> _TO DO_: Count every line where "Soil" occurs. Give the total alone.

> _RAW RECORDS_:

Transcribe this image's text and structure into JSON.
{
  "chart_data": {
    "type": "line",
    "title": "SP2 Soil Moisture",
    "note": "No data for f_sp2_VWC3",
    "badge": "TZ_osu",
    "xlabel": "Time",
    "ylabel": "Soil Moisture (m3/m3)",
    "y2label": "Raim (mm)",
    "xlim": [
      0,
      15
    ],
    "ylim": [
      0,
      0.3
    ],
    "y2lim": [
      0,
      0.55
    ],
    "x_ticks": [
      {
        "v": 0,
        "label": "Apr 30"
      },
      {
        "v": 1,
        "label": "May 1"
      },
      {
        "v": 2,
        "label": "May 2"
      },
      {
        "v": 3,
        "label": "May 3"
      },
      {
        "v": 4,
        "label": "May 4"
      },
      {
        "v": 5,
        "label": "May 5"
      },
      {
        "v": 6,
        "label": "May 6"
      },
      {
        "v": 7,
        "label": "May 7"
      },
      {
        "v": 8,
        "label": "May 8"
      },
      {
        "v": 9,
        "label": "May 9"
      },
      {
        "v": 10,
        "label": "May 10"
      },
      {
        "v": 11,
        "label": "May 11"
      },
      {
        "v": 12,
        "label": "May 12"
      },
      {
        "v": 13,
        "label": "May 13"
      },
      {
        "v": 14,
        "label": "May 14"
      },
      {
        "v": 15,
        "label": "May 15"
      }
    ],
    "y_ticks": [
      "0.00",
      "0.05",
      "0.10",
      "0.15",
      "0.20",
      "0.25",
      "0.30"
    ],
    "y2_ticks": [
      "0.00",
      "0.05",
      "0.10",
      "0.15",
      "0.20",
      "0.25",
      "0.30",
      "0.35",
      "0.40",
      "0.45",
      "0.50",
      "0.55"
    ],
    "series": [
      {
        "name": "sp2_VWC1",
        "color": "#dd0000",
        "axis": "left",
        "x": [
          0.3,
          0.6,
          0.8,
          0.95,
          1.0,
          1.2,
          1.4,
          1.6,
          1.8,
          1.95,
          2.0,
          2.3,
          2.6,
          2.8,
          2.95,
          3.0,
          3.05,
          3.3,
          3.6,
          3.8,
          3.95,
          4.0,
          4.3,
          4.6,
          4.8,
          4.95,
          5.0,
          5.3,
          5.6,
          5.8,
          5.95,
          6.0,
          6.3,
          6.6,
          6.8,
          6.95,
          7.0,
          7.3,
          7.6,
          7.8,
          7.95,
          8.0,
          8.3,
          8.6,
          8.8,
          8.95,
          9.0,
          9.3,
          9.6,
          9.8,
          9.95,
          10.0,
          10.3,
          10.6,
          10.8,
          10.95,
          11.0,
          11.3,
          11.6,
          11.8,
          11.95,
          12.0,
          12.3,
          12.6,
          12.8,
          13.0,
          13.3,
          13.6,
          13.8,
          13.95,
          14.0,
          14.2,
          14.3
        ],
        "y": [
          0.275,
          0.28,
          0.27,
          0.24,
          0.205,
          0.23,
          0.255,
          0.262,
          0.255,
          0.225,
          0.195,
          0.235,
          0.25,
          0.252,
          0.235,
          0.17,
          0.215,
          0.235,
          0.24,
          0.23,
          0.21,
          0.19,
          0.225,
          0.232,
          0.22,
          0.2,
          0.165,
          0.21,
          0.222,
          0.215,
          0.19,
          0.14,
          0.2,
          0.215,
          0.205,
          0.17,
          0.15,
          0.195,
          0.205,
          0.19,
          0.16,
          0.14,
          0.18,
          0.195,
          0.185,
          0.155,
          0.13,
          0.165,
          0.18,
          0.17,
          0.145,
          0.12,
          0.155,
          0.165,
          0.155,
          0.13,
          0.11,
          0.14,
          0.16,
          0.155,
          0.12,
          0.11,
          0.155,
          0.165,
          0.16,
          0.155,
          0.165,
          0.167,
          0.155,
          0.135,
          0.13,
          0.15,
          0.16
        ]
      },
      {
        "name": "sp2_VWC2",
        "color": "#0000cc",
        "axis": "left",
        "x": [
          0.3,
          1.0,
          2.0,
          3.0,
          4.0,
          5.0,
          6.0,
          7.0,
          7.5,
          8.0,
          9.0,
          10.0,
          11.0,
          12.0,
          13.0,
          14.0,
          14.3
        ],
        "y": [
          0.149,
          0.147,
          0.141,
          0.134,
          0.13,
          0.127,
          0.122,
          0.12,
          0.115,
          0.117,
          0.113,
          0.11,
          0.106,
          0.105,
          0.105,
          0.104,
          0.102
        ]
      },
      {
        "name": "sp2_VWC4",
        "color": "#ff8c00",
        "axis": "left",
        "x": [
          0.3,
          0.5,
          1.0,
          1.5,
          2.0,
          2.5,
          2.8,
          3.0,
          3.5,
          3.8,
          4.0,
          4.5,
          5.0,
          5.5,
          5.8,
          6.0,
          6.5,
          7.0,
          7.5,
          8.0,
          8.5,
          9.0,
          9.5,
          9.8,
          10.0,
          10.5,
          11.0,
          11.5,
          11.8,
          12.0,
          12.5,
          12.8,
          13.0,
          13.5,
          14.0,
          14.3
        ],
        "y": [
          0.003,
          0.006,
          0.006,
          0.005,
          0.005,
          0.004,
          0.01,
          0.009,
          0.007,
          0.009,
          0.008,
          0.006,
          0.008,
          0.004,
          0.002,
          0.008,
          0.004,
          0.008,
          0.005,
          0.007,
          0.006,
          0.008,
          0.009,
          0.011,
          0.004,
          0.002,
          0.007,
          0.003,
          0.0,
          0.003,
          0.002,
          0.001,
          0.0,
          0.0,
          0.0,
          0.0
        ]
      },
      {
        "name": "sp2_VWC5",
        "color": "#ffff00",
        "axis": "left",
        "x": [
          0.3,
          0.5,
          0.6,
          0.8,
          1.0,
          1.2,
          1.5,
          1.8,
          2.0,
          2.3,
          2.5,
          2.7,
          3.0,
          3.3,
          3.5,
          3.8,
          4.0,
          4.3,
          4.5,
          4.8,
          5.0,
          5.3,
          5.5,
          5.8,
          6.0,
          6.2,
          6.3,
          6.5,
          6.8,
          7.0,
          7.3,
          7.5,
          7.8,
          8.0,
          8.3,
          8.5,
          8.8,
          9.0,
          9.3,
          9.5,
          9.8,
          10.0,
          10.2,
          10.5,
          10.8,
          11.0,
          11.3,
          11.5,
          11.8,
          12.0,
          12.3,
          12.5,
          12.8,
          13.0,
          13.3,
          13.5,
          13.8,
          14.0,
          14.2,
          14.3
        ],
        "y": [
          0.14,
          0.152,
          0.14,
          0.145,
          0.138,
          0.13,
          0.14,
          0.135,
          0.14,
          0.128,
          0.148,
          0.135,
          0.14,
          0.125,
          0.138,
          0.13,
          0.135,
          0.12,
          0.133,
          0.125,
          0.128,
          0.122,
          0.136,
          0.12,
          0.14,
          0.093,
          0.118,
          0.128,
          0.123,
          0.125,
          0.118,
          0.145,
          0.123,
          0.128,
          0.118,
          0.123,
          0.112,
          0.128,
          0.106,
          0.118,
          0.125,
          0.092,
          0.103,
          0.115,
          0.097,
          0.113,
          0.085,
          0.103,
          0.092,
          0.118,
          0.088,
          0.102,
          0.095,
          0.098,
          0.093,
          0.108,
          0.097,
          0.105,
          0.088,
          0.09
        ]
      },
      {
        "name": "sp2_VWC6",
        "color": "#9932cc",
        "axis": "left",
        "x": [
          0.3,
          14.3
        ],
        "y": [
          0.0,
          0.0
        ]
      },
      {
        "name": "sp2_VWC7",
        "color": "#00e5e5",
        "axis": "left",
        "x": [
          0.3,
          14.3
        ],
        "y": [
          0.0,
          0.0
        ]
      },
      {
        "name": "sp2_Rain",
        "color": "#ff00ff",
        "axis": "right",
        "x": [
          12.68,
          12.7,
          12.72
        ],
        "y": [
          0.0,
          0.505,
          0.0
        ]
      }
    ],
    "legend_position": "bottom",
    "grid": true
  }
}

> _WRITTEN SOLUTION_: 2